** begin **

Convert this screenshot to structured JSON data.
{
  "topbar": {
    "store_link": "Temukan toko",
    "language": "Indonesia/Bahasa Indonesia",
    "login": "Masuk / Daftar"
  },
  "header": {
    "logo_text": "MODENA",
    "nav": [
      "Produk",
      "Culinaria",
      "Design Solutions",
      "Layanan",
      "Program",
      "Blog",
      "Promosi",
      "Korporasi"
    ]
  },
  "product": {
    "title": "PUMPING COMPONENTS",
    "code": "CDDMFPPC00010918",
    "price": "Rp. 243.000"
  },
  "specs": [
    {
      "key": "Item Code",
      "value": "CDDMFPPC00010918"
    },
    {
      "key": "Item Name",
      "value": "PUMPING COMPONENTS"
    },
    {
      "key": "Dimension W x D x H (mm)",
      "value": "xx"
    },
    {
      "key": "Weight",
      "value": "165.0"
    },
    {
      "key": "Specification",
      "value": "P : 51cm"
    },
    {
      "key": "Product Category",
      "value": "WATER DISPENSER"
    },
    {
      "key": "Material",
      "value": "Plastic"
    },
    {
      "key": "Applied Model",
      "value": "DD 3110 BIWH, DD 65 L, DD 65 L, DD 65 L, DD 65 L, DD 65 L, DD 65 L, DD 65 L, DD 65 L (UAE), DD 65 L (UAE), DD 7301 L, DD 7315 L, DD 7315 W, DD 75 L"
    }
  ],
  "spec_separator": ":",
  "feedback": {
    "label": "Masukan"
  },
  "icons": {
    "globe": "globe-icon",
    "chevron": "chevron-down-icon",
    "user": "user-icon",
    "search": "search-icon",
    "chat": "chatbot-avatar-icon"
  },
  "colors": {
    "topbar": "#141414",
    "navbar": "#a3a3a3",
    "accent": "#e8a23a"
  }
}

** end **

## Stated exercise
Of the lines in the data above, how many contain the word "COMPONENTS"? Give only that figure.

## Reply to the exercise
2